### Your task
Gather all lines from the material that contain "δύσκολο".

### Input
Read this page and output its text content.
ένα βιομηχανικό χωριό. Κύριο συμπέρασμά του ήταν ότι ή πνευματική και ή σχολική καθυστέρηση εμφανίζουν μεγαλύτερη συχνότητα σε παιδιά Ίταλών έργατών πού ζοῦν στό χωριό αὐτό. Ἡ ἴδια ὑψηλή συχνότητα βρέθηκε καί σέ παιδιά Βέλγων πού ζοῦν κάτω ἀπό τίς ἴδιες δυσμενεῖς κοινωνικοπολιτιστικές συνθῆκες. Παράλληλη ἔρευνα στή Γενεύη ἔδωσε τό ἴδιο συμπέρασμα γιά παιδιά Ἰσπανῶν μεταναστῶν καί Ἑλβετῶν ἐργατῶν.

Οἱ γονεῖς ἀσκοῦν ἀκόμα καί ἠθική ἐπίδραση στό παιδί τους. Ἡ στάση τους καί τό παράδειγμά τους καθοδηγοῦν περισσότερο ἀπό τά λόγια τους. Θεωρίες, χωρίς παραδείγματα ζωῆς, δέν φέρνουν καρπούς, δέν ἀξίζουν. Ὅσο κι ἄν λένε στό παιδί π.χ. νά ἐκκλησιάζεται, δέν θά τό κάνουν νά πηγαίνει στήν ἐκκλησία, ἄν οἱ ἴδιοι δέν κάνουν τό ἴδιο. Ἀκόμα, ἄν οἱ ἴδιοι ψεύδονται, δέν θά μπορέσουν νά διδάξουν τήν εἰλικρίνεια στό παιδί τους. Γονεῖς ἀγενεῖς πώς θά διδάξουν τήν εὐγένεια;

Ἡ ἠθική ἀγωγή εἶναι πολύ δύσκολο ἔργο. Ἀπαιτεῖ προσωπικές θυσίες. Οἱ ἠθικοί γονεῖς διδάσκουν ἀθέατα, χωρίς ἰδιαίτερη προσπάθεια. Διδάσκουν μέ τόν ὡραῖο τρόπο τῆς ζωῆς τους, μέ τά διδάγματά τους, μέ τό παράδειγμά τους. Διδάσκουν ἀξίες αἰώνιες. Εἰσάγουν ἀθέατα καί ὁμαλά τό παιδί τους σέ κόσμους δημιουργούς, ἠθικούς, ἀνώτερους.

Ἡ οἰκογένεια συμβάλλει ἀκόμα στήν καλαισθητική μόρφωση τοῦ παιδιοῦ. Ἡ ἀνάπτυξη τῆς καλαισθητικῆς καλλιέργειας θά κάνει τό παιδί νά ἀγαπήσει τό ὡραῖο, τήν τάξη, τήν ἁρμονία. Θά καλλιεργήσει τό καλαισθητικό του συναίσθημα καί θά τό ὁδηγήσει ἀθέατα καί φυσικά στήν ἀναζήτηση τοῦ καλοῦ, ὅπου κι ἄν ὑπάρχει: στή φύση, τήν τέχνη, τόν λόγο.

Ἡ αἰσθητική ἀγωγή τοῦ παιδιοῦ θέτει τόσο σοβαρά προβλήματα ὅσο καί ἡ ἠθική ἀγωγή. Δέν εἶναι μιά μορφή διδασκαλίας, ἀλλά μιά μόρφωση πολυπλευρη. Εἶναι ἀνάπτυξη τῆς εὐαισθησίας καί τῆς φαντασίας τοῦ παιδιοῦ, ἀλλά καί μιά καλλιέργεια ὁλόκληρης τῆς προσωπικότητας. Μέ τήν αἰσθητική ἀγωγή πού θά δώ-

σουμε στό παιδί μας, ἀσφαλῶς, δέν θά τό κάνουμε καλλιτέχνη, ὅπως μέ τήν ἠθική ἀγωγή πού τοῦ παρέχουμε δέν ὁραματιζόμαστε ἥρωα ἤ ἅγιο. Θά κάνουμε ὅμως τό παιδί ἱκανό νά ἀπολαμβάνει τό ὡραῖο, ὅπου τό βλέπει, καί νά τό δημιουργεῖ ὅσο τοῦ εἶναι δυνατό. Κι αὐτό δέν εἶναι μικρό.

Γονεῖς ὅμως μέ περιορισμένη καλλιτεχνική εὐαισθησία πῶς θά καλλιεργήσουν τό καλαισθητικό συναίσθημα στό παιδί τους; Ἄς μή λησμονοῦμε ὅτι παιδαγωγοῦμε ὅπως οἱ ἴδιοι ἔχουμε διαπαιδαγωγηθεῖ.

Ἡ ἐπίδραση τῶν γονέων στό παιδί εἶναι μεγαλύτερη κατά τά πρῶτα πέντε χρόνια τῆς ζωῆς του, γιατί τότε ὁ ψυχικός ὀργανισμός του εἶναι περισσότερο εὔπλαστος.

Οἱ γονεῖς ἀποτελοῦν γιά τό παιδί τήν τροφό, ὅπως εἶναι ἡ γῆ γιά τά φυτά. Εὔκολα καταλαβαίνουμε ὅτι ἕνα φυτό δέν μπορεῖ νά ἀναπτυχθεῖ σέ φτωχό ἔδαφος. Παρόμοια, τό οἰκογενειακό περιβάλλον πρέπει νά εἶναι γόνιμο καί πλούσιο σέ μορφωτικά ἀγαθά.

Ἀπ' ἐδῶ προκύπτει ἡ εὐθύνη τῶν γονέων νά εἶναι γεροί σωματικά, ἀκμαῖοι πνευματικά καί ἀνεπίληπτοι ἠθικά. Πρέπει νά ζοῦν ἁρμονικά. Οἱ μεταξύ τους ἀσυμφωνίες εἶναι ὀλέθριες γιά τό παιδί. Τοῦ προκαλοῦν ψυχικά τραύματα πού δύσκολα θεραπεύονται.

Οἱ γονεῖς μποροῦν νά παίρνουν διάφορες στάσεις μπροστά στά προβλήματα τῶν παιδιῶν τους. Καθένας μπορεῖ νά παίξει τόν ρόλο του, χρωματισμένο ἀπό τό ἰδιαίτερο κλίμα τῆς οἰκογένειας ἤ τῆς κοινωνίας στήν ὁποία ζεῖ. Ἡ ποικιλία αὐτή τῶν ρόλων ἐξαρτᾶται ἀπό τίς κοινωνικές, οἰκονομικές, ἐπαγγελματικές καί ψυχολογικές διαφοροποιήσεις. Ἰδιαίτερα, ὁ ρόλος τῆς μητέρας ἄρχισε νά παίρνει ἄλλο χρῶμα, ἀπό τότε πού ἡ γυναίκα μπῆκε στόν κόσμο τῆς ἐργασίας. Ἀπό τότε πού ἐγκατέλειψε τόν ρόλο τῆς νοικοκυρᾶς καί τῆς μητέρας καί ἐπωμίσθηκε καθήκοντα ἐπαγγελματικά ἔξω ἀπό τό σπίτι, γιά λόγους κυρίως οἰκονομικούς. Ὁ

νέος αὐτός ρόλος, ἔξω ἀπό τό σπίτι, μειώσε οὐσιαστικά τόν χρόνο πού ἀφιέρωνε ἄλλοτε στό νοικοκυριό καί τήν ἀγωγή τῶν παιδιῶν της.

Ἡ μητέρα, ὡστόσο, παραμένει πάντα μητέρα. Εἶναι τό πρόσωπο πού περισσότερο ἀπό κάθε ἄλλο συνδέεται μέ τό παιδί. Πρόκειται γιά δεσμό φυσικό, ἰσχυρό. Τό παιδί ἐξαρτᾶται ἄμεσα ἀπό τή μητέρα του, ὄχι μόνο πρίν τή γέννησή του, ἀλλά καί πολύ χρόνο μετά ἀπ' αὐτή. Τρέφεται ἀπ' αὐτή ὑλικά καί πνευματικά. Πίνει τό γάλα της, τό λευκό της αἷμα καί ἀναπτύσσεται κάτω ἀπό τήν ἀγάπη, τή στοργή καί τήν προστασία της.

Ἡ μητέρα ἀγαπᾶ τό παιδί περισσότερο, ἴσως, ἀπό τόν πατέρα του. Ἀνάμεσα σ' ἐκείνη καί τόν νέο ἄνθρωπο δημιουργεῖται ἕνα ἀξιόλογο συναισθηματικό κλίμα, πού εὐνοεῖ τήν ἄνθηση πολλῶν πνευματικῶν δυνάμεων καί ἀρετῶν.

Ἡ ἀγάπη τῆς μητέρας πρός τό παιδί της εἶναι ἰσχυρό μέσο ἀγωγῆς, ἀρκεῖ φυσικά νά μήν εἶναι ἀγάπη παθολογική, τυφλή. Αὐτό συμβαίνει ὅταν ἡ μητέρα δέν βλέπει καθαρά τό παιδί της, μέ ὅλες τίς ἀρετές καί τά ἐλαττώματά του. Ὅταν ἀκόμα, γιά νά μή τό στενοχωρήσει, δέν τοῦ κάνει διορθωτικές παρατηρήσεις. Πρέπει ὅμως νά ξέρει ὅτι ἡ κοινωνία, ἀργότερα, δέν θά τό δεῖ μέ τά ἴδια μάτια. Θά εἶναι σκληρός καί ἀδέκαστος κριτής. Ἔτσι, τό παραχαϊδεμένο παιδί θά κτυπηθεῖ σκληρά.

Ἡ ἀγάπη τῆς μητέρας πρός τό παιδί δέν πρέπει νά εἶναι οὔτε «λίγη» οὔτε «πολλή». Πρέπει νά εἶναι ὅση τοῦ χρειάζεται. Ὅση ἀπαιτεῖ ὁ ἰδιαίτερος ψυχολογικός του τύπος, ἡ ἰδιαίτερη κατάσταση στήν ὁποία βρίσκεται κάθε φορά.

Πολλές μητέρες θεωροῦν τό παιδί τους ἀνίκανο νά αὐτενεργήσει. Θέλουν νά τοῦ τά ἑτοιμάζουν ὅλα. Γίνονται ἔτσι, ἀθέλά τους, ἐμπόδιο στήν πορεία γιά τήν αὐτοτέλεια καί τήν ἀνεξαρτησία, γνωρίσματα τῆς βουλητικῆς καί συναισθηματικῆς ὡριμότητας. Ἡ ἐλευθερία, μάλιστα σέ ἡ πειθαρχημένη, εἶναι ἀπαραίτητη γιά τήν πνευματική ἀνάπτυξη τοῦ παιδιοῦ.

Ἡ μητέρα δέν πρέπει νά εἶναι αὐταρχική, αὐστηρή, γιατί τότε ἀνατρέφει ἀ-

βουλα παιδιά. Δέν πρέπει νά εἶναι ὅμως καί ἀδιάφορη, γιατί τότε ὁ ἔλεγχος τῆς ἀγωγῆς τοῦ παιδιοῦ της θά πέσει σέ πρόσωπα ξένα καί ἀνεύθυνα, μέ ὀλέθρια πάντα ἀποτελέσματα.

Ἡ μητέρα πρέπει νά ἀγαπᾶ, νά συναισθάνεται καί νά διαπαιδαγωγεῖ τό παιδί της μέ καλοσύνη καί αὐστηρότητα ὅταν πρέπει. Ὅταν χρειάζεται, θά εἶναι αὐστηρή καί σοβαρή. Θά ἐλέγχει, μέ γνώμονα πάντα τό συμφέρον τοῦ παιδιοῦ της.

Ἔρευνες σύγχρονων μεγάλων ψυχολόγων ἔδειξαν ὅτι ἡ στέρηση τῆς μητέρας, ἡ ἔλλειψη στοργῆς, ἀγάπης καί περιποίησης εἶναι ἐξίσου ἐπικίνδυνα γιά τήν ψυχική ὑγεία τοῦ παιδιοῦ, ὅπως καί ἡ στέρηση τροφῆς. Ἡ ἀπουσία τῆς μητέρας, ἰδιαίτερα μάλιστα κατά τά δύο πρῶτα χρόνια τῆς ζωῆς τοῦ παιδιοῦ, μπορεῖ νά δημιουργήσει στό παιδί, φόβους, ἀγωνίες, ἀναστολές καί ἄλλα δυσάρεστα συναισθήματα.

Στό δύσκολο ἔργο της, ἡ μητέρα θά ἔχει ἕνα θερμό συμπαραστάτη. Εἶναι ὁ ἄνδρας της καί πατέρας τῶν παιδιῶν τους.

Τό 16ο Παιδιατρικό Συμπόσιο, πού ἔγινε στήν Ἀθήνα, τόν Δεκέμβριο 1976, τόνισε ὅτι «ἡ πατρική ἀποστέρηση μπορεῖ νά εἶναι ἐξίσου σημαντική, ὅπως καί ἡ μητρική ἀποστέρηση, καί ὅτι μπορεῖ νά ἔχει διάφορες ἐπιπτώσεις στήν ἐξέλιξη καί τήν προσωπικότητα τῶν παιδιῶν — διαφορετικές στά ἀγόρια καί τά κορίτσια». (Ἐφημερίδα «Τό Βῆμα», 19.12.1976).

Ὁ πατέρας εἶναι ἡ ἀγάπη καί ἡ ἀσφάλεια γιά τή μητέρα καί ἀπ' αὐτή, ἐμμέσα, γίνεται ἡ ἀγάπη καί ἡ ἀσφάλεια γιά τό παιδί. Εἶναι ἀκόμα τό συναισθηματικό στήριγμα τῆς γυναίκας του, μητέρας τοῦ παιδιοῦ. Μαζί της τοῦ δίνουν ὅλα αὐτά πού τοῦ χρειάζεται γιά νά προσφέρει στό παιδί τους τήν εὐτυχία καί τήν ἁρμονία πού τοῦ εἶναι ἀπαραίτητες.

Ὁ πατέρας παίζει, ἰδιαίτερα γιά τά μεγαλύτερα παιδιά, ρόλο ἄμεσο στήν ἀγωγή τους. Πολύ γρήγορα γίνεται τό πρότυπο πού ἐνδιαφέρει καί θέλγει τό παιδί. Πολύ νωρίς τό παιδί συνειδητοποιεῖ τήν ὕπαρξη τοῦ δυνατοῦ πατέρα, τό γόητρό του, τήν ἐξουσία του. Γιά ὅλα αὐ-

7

---

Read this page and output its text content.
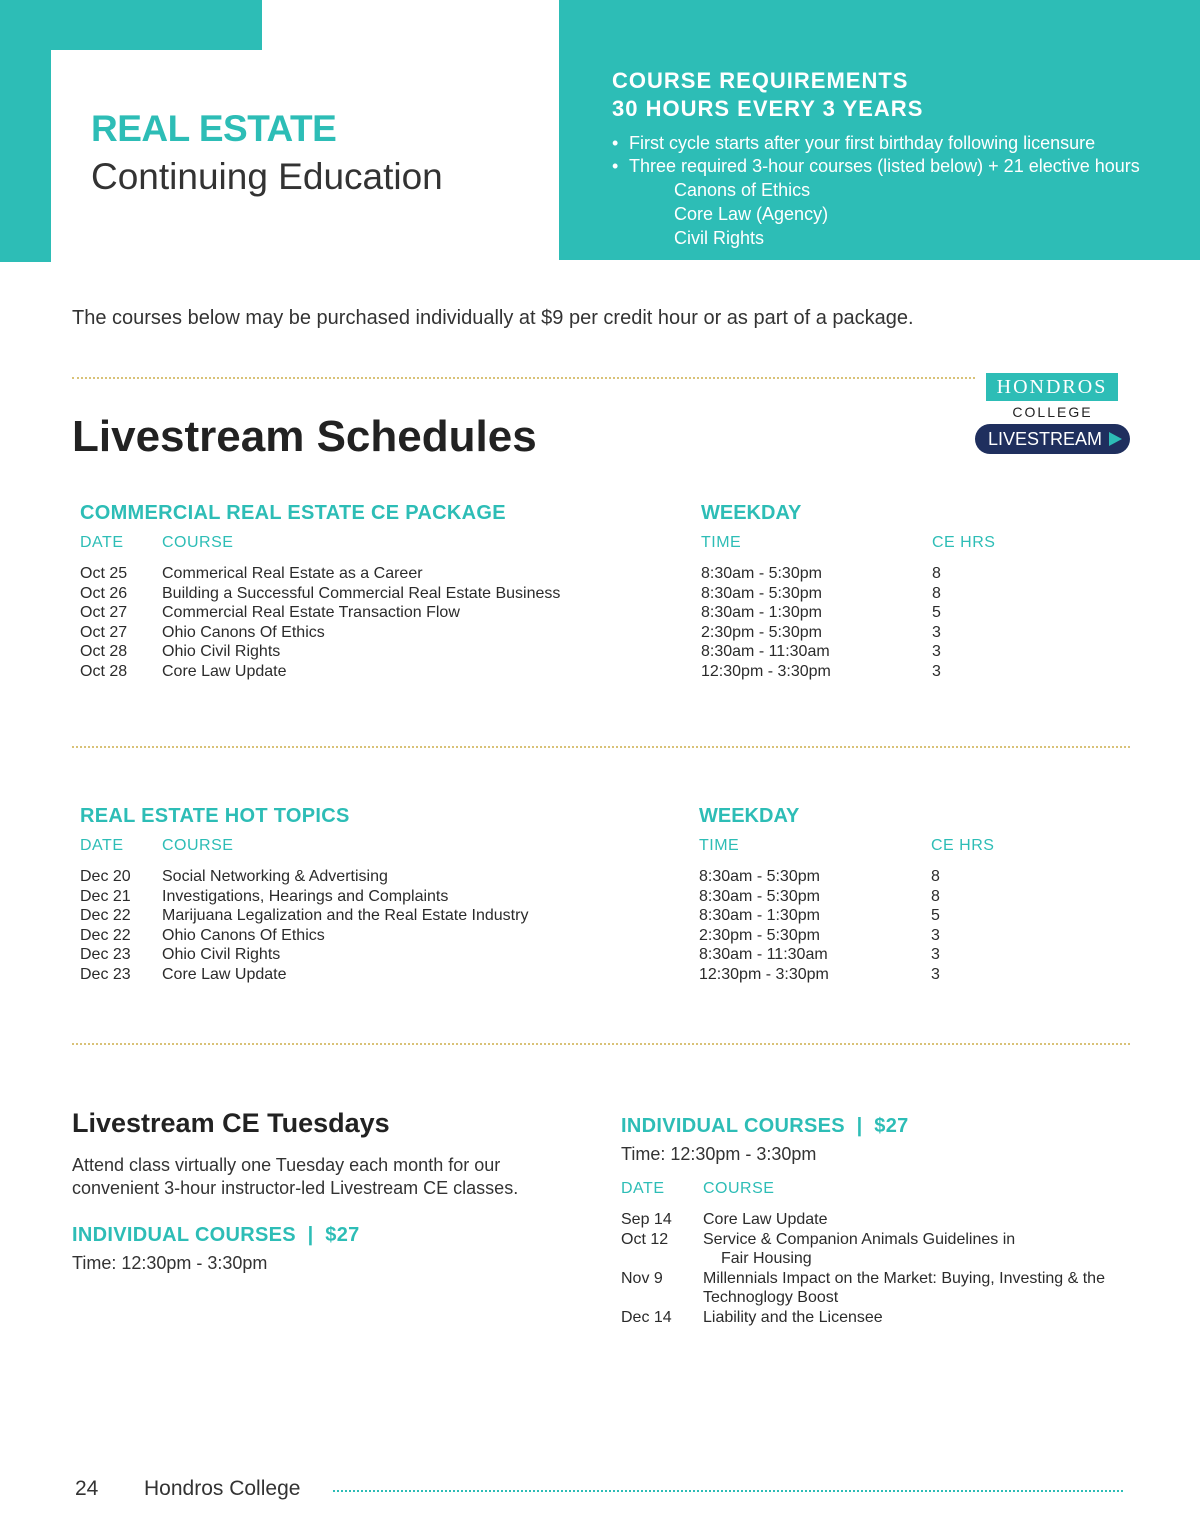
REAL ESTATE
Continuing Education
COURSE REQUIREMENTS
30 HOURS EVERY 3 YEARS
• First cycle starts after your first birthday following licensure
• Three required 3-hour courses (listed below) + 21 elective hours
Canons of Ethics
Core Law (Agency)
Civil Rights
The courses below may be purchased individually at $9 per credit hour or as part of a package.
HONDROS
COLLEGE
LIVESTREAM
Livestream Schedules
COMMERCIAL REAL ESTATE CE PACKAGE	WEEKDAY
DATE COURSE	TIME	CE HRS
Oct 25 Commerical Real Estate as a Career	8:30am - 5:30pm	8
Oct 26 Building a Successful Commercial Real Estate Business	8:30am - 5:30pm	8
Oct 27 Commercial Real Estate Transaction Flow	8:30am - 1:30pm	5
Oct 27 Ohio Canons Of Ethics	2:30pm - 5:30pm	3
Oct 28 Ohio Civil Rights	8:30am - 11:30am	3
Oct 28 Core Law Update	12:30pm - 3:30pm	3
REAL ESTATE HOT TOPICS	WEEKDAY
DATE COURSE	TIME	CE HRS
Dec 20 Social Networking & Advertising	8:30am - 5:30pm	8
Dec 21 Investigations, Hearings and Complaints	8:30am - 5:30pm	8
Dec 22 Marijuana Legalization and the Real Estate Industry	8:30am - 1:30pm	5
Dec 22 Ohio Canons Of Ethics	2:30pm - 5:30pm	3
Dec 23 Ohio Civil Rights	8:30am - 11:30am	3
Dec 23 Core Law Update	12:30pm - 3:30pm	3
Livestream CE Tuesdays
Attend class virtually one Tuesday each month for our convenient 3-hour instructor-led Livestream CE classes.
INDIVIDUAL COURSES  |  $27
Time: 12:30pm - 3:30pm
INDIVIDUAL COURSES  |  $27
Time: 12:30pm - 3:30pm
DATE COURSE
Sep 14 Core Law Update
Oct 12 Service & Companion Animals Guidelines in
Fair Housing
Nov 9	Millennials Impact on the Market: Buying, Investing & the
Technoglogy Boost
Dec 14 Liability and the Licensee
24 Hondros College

==

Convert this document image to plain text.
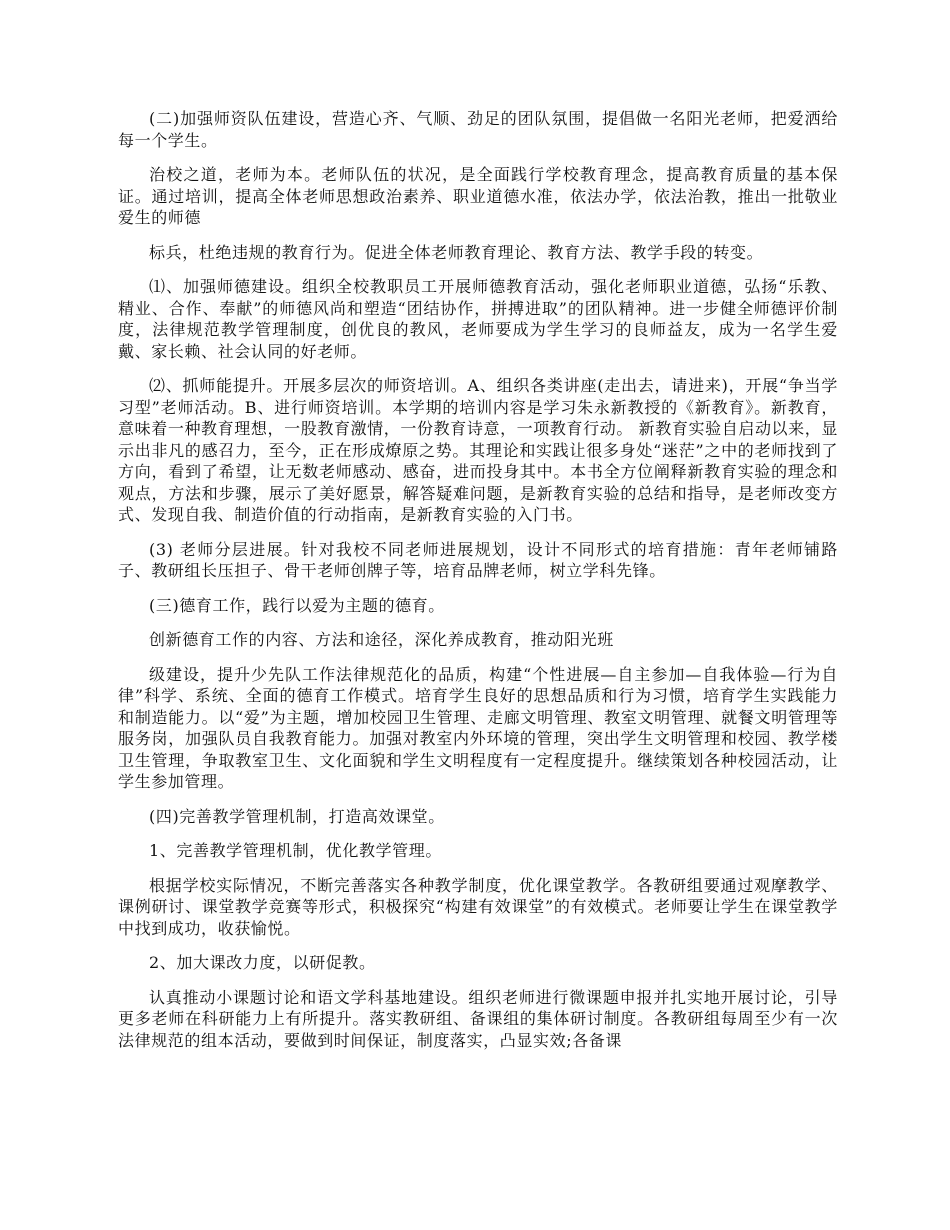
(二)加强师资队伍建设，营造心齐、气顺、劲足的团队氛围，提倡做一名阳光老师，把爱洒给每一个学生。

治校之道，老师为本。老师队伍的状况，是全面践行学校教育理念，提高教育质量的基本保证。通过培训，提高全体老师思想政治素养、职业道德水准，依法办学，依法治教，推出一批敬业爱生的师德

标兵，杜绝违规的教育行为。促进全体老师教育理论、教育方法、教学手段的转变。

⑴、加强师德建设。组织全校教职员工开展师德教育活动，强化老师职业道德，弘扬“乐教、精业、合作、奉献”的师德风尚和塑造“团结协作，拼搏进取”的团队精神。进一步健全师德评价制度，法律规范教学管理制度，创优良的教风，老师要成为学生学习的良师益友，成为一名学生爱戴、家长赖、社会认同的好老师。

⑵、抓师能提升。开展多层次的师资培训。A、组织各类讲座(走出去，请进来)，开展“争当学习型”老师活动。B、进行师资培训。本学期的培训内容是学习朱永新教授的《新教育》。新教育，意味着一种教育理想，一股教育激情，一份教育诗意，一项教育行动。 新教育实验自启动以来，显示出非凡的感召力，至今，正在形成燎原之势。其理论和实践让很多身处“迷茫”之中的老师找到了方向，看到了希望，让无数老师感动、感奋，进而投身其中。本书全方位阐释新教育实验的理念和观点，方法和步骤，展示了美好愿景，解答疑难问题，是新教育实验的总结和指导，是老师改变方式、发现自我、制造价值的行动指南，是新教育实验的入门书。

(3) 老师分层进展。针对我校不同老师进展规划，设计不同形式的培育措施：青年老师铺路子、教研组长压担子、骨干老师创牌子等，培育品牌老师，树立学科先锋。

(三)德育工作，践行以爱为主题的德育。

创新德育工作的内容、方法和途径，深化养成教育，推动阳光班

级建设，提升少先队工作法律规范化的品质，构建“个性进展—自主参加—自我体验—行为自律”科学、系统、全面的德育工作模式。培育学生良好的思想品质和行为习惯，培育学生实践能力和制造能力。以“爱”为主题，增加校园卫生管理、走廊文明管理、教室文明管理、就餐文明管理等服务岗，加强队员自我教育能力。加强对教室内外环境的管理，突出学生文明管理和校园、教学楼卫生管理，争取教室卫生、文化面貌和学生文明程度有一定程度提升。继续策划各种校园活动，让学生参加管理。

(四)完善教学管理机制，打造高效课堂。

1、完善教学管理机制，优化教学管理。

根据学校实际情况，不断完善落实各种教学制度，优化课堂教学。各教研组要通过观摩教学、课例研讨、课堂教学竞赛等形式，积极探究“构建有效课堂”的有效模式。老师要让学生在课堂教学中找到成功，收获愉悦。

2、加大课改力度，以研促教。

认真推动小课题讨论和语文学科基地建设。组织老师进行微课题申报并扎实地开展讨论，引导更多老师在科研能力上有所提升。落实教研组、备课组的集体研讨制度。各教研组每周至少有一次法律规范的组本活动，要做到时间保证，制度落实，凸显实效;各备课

### Result for this task
Ἡ ἠθική ἀγωγή εἶναι πολύ δύσκολο ἔργο. Ἀπαιτεῖ προσωπικές θυσίες. Οἱ ἠθικοί γονεῖς διδάσκουν ἀθέατα, χωρίς ἰδιαίτερη προσπάθεια. Διδάσκουν μέ τόν ὡραῖο τρόπο τῆς ζωῆς τους, μέ τά διδάγματά τους, μέ τό παράδειγμά τους. Διδάσκουν ἀξίες αἰώνιες. Εἰσάγουν ἀθέατα καί ὁμαλά τό παιδί τους σέ κόσμους δημιουργούς, ἠθικούς, ἀνώτερους.
Στό δύσκολο ἔργο της, ἡ μητέρα θά ἔχει ἕνα θερμό συμπαραστάτη. Εἶναι ὁ ἄνδρας της καί πατέρας τῶν παιδιῶν τους.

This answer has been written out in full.